**GIVEN INSTRUCTION:** Beginning with the line where "Convert this document image to plain text." appears, repeat every remaining line of the entries exactly, the last line included.

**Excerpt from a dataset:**
::::::

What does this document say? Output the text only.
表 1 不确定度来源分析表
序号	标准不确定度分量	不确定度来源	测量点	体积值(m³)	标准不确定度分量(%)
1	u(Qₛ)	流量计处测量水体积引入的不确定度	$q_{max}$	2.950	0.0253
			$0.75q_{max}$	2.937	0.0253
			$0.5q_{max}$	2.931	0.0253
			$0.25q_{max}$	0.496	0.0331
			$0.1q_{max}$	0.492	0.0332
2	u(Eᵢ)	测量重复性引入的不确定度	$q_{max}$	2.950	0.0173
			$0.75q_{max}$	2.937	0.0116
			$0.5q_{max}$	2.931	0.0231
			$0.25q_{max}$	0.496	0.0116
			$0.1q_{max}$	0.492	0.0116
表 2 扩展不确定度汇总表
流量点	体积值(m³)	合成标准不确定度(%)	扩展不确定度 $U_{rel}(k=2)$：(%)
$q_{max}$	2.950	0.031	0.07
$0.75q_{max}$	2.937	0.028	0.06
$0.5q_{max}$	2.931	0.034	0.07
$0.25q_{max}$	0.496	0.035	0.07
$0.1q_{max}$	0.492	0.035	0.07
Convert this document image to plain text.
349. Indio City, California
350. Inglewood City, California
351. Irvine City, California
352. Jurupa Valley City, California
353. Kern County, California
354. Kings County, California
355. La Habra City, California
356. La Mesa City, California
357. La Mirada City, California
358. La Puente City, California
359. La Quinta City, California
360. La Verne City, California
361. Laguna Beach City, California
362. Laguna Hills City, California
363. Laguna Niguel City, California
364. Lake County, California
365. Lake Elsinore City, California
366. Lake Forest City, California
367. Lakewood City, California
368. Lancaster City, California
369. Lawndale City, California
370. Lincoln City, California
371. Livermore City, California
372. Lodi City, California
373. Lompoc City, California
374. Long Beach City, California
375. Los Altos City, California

::::::

**ANSWER TO THIS EXERCISE:**
Convert this document image to plain text.
349. Indio City, California
350. Inglewood City, California
351. Irvine City, California
352. Jurupa Valley City, California
353. Kern County, California
354. Kings County, California
355. La Habra City, California
356. La Mesa City, California
357. La Mirada City, California
358. La Puente City, California
359. La Quinta City, California
360. La Verne City, California
361. Laguna Beach City, California
362. Laguna Hills City, California
363. Laguna Niguel City, California
364. Lake County, California
365. Lake Elsinore City, California
366. Lake Forest City, California
367. Lakewood City, California
368. Lancaster City, California
369. Lawndale City, California
370. Lincoln City, California
371. Livermore City, California
372. Lodi City, California
373. Lompoc City, California
374. Long Beach City, California
375. Los Altos City, California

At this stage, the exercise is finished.